- _EXERCISE GOAL_
Locate and copy each line in the data that contains the word "page".

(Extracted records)
--- START ---

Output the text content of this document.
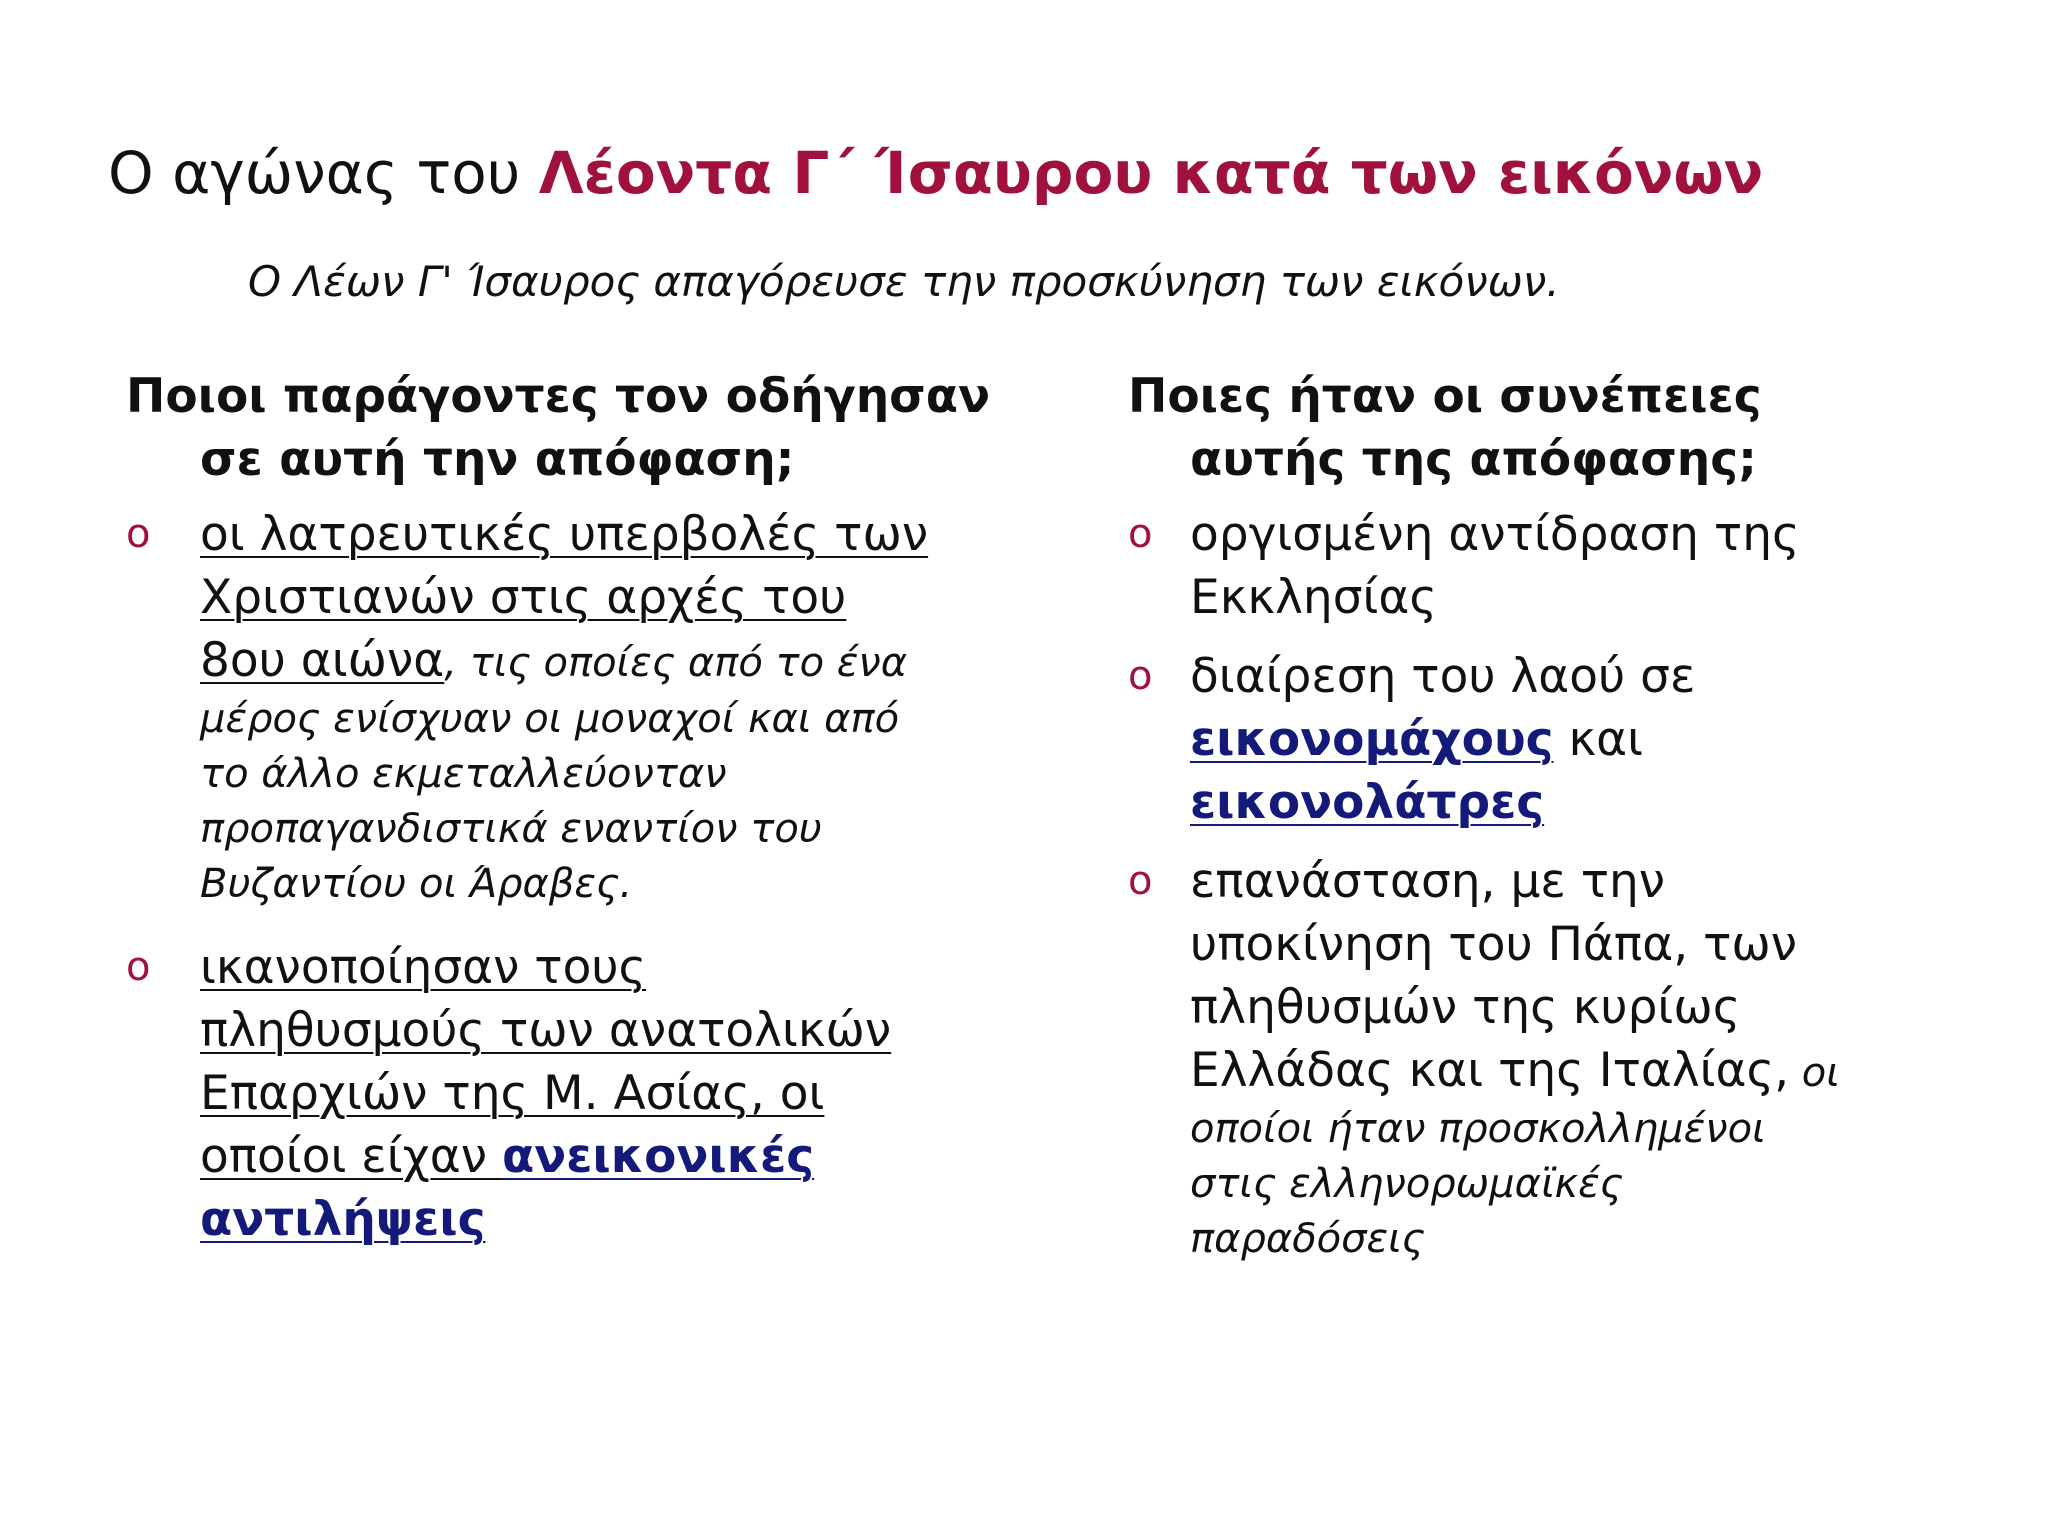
Ο αγώνας του Λέοντα Γ΄ Ίσαυρου κατά των εικόνων
Ο Λέων Γ' Ίσαυρος απαγόρευσε την προσκύνηση των εικόνων.
Ποιοι παράγοντες τον οδήγησαν
σε αυτή την απόφαση;
o οι λατρευτικές υπερβολές των
Χριστιανών στις αρχές του
8ου αιώνα, τις οποίες από το ένα
μέρος ενίσχυαν οι μοναχοί και από
το άλλο εκμεταλλεύονταν
προπαγανδιστικά εναντίον του
Βυζαντίου οι Άραβες.
o ικανοποίησαν τους
πληθυσμούς των ανατολικών
Επαρχιών της Μ. Ασίας, οι
οποίοι είχαν ανεικονικές
αντιλήψεις
Ποιες ήταν οι συνέπειες
αυτής της απόφασης;
o οργισμένη αντίδραση της
Εκκλησίας
o διαίρεση του λαού σε
εικονομάχους και
εικονολάτρες
o επανάσταση, με την
υποκίνηση του Πάπα, των
πληθυσμών της κυρίως
Ελλάδας και της Ιταλίας, οι
οποίοι ήταν προσκολλημένοι
στις ελληνορωμαϊκές
παραδόσεις
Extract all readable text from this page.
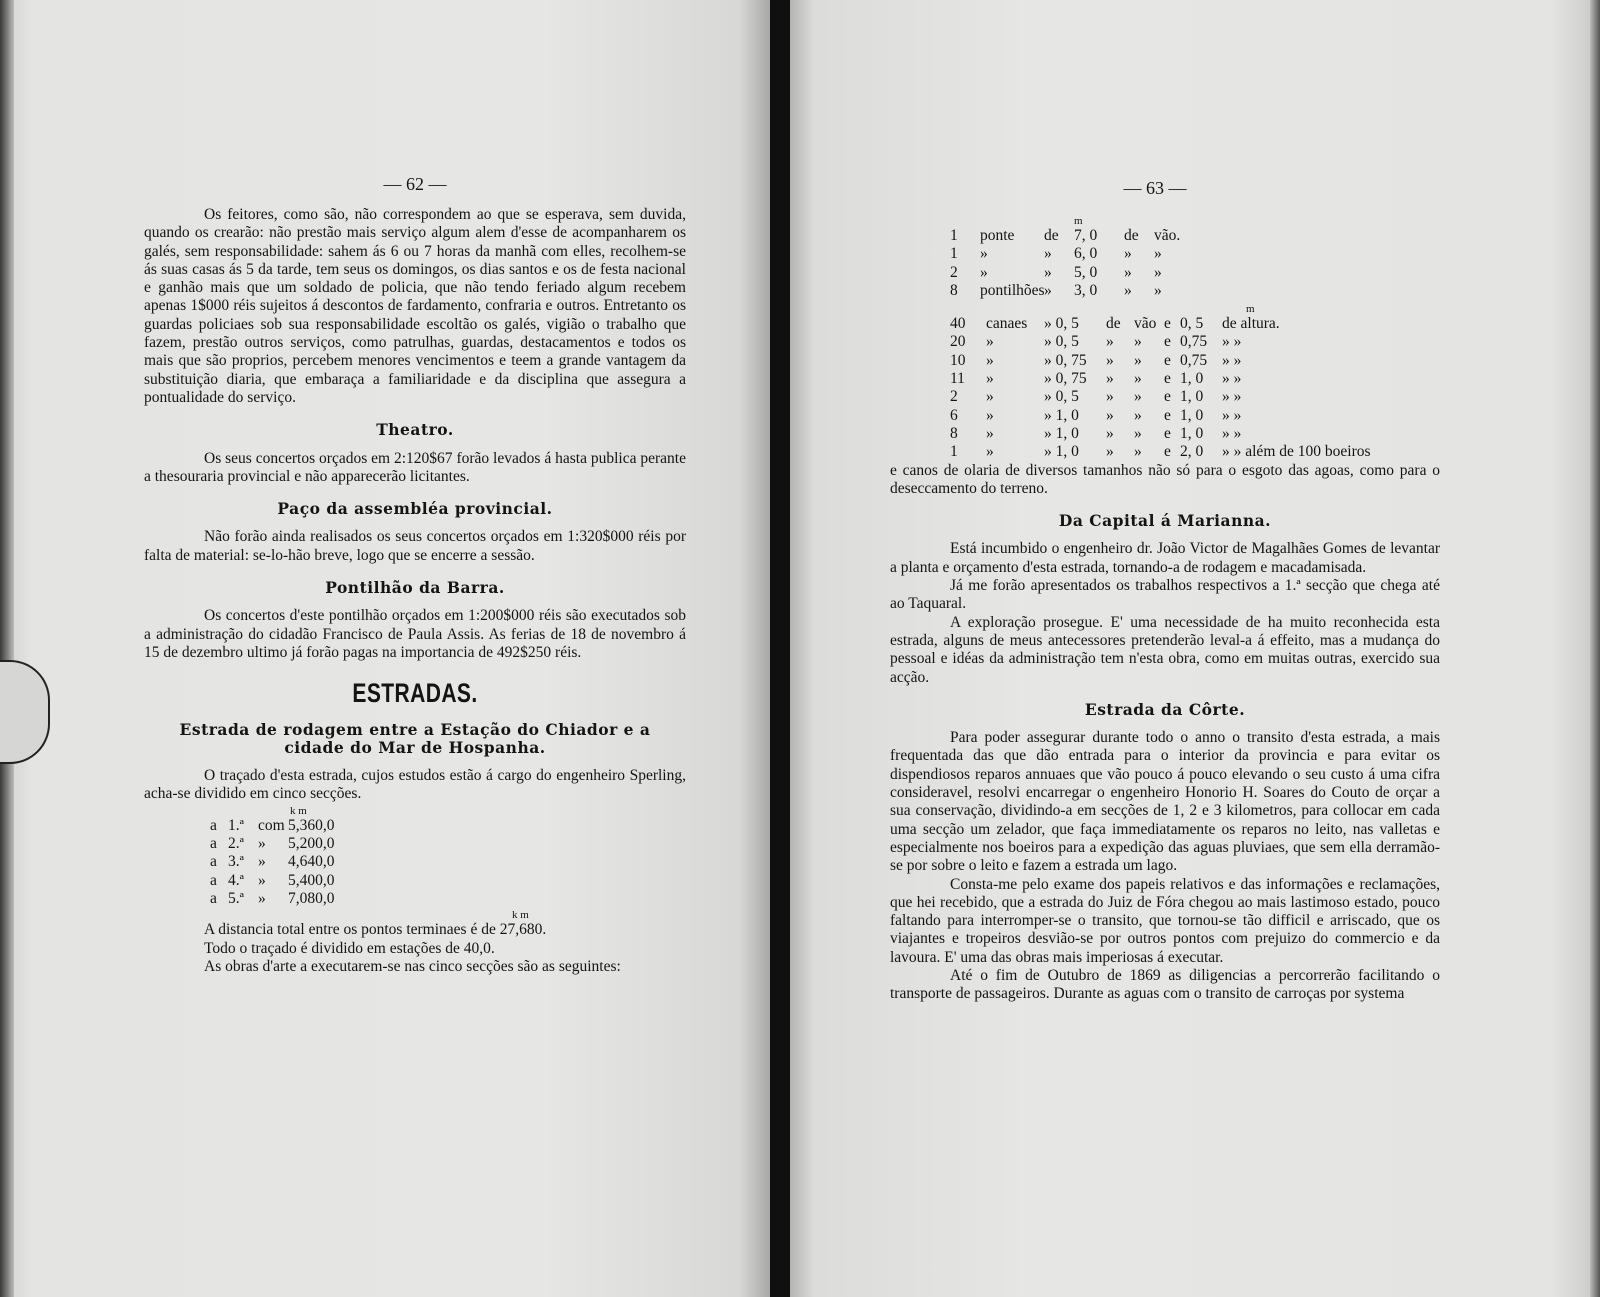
— 62 —

Os feitores, como são, não correspondem ao que se esperava, sem duvida, quando os crearão: não prestão mais serviço algum alem d'esse de acompanharem os galés, sem responsabilidade: sahem ás 6 ou 7 horas da manhã com elles, recolhem-se ás suas casas ás 5 da tarde, tem seus os domingos, os dias santos e os de festa nacional e ganhão mais que um soldado de policia, que não tendo feriado algum recebem apenas 1$000 réis sujeitos á descontos de fardamento, confraria e outros. Entretanto os guardas policiaes sob sua responsabilidade escoltão os galés, vigião o trabalho que fazem, prestão outros serviços, como patrulhas, guardas, destacamentos e todos os mais que são proprios, percebem menores vencimentos e teem a grande vantagem da substituição diaria, que embaraça a familiaridade e da disciplina que assegura a pontualidade do serviço.

Theatro.

Os seus concertos orçados em 2:120$67 forão levados á hasta publica perante a thesouraria provincial e não apparecerão licitantes.

Paço da assembléa provincial.

Não forão ainda realisados os seus concertos orçados em 1:320$000 réis por falta de material: se-lo-hão breve, logo que se encerre a sessão.

Pontilhão da Barra.

Os concertos d'este pontilhão orçados em 1:200$000 réis são executados sob a administração do cidadão Francisco de Paula Assis. As ferias de 18 de novembro á 15 de dezembro ultimo já forão pagas na importancia de 492$250 réis.

ESTRADAS.
Estrada de rodagem entre a Estação do Chiador e a
cidade do Mar de Hospanha.

O traçado d'esta estrada, cujos estudos estão á cargo do engenheiro Sperling, acha-se dividido em cinco secções.

k m
a 1.ª com 5,360,0
a 2.ª »	5,200,0
a 3.ª »	4,640,0
a 4.ª »	5,400,0
a 5.ª »	7,080,0
k m

A distancia total entre os pontos terminaes é de 27,680.

Todo o traçado é dividido em estações de 40,0.

As obras d'arte a executarem-se nas cinco secções são as seguintes:

— 63 —
m
1	ponte	de 7, 0	de vão.
1	»	»	6, 0	»	»
2	»	»	5, 0	»	»
8	pontilhões »	3, 0	»	»
m
40	canaes	» 0, 5	de vão e 0, 5	de altura.
20	»	» 0, 5	»	»	e 0,75 » »
10	»	» 0, 75	»	»	e 0,75 » »
11	»	» 0, 75	»	»	e 1, 0	» »
2	»	» 0, 5	»	»	e 1, 0	» »
6	»	» 1, 0	»	»	e 1, 0	» »
8	»	» 1, 0	»	»	e 1, 0	» »
1	»	» 1, 0	»	»	e 2, 0	» » além de 100 boeiros

e canos de olaria de diversos tamanhos não só para o esgoto das agoas, como para o deseccamento do terreno.

Da Capital á Marianna.

Está incumbido o engenheiro dr. João Victor de Magalhães Gomes de levantar a planta e orçamento d'esta estrada, tornando-a de rodagem e macadamisada.

Já me forão apresentados os trabalhos respectivos a 1.ª secção que chega até ao Taquaral.

A exploração prosegue. E' uma necessidade de ha muito reconhecida esta estrada, alguns de meus antecessores pretenderão leval-a á effeito, mas a mudança do pessoal e idéas da administração tem n'esta obra, como em muitas outras, exercido sua acção.

Estrada da Côrte.

Para poder assegurar durante todo o anno o transito d'esta estrada, a mais frequentada das que dão entrada para o interior da provincia e para evitar os dispendiosos reparos annuaes que vão pouco á pouco elevando o seu custo á uma cifra consideravel, resolvi encarregar o engenheiro Honorio H. Soares do Couto de orçar a sua conservação, dividindo-a em secções de 1, 2 e 3 kilometros, para collocar em cada uma secção um zelador, que faça immediatamente os reparos no leito, nas valletas e especialmente nos boeiros para a expedição das aguas pluviaes, que sem ella derramão-se por sobre o leito e fazem a estrada um lago.

Consta-me pelo exame dos papeis relativos e das informações e reclamações, que hei recebido, que a estrada do Juiz de Fóra chegou ao mais lastimoso estado, pouco faltando para interromper-se o transito, que tornou-se tão difficil e arriscado, que os viajantes e tropeiros desvião-se por outros pontos com prejuizo do commercio e da lavoura. E' uma das obras mais imperiosas á executar.

Até o fim de Outubro de 1869 as diligencias a percorrerão facilitando o transporte de passageiros. Durante as aguas com o transito de carroças por systema
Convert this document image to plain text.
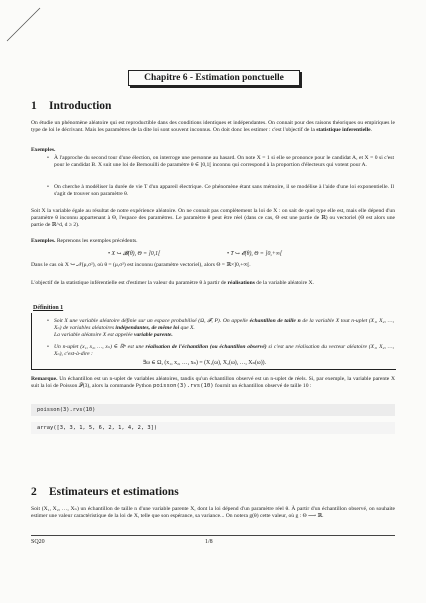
Chapitre 6 - Estimation ponctuelle
1 Introduction
On étudie un phénomène aléatoire qui est reproductible dans des conditions identiques et indépendantes. On connait pour des raisons théoriques ou empiriques le type de loi le décrivant. Mais les paramètres de la dite loi sont souvent inconnus. On doit donc les estimer : c'est l'objectif de la statistique inferentielle.
Exemples.
• À l'approche du second tour d'une élection, on interroge une personne au hasard. On note X = 1 si elle se prononce pour le candidat A, et X = 0 si c'est pour le candidat B. X suit une loi de Bernouilli de paramètre θ ∈ ]0,1[ inconnu qui correspond à la proportion d'électeurs qui votent pour A.
• On cherche à modéliser la durée de vie T d'un appareil électrique. Ce phénomène étant sans mémoire, il se modélise à l'aide d'une loi exponentielle. Il s'agit de trouver son paramètre θ.
Soit X la variable égale au résultat de notre expérience aléatoire. On ne connait pas complètement la loi de X : on sait de quel type elle est, mais elle dépend d'un paramètre θ inconnu appartenant à Θ, l'espace des paramètres. Le paramètre θ peut être réel (dans ce cas, Θ est une partie de ℝ) ou vectoriel (Θ est alors une partie de ℝ^d, d ≥ 2).
Exemples. Reprenons les exemples précédents.
• X ↪ 𝓑(θ), Θ = ]0,1[	• T ↪ 𝓔(θ), Θ = ]0,+∞[
Dans le cas où X ↪ 𝒩(μ,σ²), où θ = (μ,σ²) est inconnu (paramètre vectoriel), alors Θ = ℝ×]0,+∞[.
L'objectif de la statistique inférentielle est d'estimer la valeur du paramètre θ à partir de réalisations de la variable aléatoire X.
Définition 1
• Soit X une variable aléatoire définie sur un espace probabilisé (Ω, 𝓕, P). On appelle échantillon de taille n de la variable X tout n-uplet (X₁, X₂, …, Xₙ) de variables aléatoires indépendantes, de même loi que X.
La variable aléatoire X est appelée variable parente.
• Un n-uplet (x₁, x₂, …, xₙ) ∈ ℝⁿ est une réalisation de l'échantillon (ou échantillon observé) si c'est une réalisation du vecteur aléatoire (X₁, X₂, …, Xₙ), c'est-à-dire :
∃ω ∈ Ω, (x₁, x₂, …, xₙ) = (X₁(ω), X₂(ω), …, Xₙ(ω)).
Remarque. Un échantillon est un n-uplet de variables aléatoires, tandis qu'un échantillon observé est un n-uplet de réels. Si, par exemple, la variable parente X suit la loi de Poisson 𝒫(3), alors la commande Python poisson(3).rvs(10) fournit un échantillon observé de taille 10 :
poisson(3).rvs(10)
array([3, 3, 1, 5, 6, 2, 1, 4, 2, 3])
2 Estimateurs et estimations
Soit (X₁, X₂, …, Xₙ) un échantillon de taille n d'une variable parente X, dont la loi dépend d'un paramètre réel θ. À partir d'un échantillon observé, on souhaite estimer une valeur caractéristique de la loi de X, telle que son espérance, sa variance... On notera g(θ) cette valeur, où g : Θ ⟶ ℝ.
SQ20	1/8
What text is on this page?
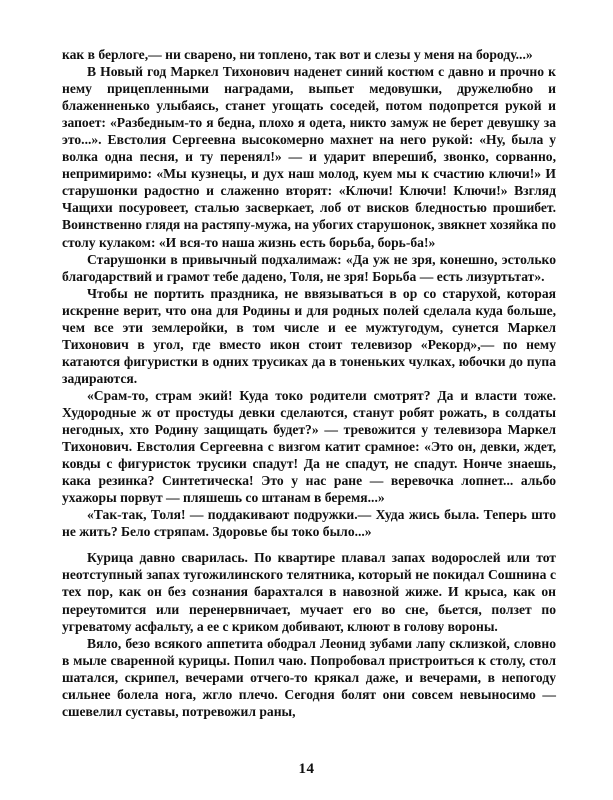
как в берлоге,— ни сварено, ни топлено, так вот и слезы у меня на бороду...»

В Новый год Маркел Тихонович наденет синий костюм с давно и прочно к нему прицепленными наградами, выпьет медовушки, дружелюбно и блаженненько улыбаясь, станет угощать соседей, потом подопрется рукой и запоет: «Разбедным-то я бедна, плохо я одета, никто замуж не берет девушку за это...». Евстолия Сергеевна высокомерно махнет на него рукой: «Ну, была у волка одна песня, и ту перенял!» — и ударит вперешиб, звонко, сорванно, непримиримо: «Мы кузнецы, и дух наш молод, куем мы к счастию ключи!» И старушонки радостно и слаженно вторят: «Ключи! Ключи! Ключи!» Взгляд Чащихи посуровеет, сталью засверкает, лоб от висков бледностью прошибет. Воинственно глядя на растяпу-мужа, на убогих старушонок, звякнет хозяйка по столу кулаком: «И вся-то наша жизнь есть борьба, борь-ба!»

Старушонки в привычный подхалимаж: «Да уж не зря, конешно, эстолько благодарствий и грамот тебе дадено, Толя, не зря! Борьба — есть лизуртьтат».

Чтобы не портить праздника, не ввязываться в ор со старухой, которая искренне верит, что она для Родины и для родных полей сделала куда больше, чем все эти землеройки, в том числе и ее мужтугодум, сунется Маркел Тихонович в угол, где вместо икон стоит телевизор «Рекорд»,— по нему катаются фигуристки в одних трусиках да в тоненьких чулках, юбочки до пупа задираются.

«Срам-то, страм экий! Куда токо родители смотрят? Да и власти тоже. Худородные ж от простуды девки сделаются, станут робят рожать, в солдаты негодных, хто Родину защищать будет?» — тревожится у телевизора Маркел Тихонович. Евстолия Сергеевна с визгом катит срамное: «Это он, девки, ждет, ковды с фигуристок трусики спадут! Да не спадут, не спадут. Нонче знаешь, кака резинка? Синтетическа! Это у нас ране — веревочка лопнет... альбо ухажоры порвут — пляшешь со штанам в беремя...»

«Так-так, Толя! — поддакивают подружки.— Худа жись была. Теперь што не жить? Бело стряпам. Здоровье бы токо было...»

Курица давно сварилась. По квартире плавал запах водорослей или тот неотступный запах тугожилинского телятника, который не покидал Сошнина с тех пор, как он без сознания барахтался в навозной жиже. И крыса, как он переутомится или перенервничает, мучает его во сне, бьется, ползет по угреватому асфальту, а ее с криком добивают, клюют в голову вороны.

Вяло, безо всякого аппетита ободрал Леонид зубами лапу склизкой, словно в мыле сваренной курицы. Попил чаю. Попробовал пристроиться к столу, стол шатался, скрипел, вечерами отчего-то крякал даже, и вечерами, в непогоду сильнее болела нога, жгло плечо. Сегодня болят они совсем невыносимо — сшевелил суставы, потревожил раны,

14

--- END ---

- _EXPECTED ANSWER_
Extract all readable text from this page.
What text is on this page?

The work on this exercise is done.